(Items from a data source)
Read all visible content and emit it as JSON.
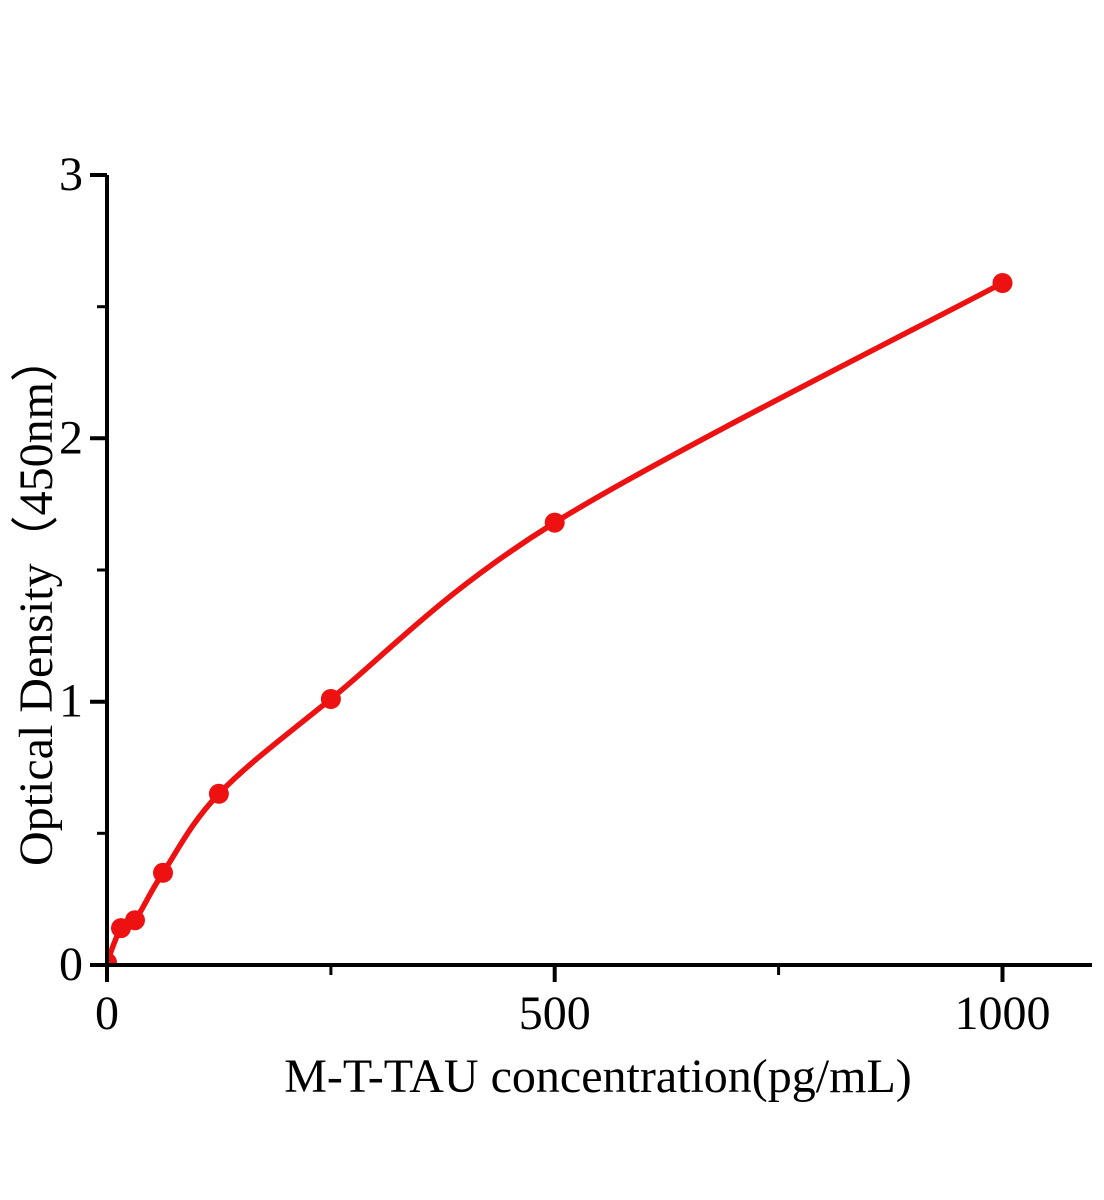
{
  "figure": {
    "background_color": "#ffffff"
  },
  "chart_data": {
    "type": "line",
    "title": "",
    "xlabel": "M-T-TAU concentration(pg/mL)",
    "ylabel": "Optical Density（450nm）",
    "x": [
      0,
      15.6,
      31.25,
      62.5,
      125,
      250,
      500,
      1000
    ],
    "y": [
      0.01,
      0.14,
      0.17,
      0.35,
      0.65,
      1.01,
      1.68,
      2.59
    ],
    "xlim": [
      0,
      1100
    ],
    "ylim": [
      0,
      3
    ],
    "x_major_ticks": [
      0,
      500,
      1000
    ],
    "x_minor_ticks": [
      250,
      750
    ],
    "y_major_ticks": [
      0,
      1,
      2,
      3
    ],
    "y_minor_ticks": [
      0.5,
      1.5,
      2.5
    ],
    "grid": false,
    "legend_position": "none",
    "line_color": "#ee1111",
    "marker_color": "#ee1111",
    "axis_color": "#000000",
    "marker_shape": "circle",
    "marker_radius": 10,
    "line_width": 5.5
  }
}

---

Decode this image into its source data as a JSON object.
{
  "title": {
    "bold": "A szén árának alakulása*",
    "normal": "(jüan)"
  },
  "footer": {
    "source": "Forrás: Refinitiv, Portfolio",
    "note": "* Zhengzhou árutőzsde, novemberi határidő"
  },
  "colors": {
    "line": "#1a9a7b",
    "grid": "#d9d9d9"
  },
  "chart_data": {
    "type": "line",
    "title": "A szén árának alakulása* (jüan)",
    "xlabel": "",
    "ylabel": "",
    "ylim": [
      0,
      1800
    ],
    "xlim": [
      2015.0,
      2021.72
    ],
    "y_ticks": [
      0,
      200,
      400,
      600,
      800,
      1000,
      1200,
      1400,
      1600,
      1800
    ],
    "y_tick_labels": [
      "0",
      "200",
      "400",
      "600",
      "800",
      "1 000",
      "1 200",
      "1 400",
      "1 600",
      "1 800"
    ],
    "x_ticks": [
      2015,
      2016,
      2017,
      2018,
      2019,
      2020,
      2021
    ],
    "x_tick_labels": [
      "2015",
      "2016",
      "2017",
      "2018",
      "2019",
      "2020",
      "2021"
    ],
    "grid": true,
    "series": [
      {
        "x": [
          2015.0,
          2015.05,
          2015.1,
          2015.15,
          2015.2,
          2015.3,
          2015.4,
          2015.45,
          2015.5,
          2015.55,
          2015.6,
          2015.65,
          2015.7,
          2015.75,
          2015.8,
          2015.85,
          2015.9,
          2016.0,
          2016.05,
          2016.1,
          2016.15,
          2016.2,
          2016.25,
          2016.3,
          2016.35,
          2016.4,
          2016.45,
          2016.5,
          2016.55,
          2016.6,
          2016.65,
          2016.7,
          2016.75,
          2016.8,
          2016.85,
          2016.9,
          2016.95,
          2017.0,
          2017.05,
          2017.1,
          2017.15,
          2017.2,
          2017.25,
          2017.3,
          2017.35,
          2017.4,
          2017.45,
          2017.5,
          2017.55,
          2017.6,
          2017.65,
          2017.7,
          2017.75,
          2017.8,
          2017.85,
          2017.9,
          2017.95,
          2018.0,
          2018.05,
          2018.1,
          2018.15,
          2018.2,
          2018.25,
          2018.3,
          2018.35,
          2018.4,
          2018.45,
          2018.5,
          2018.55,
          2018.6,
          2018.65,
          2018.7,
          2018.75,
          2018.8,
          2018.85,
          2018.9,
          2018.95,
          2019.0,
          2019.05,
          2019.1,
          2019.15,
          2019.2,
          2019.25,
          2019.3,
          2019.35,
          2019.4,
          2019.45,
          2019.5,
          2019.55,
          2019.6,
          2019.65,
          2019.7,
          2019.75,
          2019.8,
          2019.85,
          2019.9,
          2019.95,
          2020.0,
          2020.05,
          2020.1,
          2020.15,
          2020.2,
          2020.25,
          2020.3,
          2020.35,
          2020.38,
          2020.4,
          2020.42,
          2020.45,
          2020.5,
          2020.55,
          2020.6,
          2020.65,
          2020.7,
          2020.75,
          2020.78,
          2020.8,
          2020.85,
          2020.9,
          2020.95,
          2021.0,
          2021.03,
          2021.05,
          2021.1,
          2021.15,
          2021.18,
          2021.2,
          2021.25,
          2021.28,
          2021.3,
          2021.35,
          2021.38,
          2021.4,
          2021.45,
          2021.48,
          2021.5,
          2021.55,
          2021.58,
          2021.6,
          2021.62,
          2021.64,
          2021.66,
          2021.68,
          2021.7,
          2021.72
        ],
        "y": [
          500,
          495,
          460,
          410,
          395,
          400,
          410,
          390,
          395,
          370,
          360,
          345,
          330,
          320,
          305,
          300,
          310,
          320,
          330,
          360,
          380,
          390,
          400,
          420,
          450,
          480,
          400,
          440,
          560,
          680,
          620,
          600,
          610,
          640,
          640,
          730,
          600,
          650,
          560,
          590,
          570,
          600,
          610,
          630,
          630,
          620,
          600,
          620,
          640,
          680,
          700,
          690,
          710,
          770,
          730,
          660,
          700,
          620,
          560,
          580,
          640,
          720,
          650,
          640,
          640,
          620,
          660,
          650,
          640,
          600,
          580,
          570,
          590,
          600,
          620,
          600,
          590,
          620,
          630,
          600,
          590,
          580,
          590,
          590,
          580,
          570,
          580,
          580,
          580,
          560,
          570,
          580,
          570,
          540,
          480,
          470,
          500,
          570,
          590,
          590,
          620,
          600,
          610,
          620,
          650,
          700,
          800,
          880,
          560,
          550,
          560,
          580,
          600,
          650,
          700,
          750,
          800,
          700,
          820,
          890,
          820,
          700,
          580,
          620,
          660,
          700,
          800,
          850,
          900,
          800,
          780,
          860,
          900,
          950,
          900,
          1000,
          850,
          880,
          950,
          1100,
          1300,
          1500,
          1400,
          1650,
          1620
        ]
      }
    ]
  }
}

_GOAL OF THE EXERCISE_
From the listing above, copy every line that holds the string "alakulása".

_FINAL RESULT_
    "bold": "A szén árának alakulása*",
    "title": "A szén árának alakulása* (jüan)",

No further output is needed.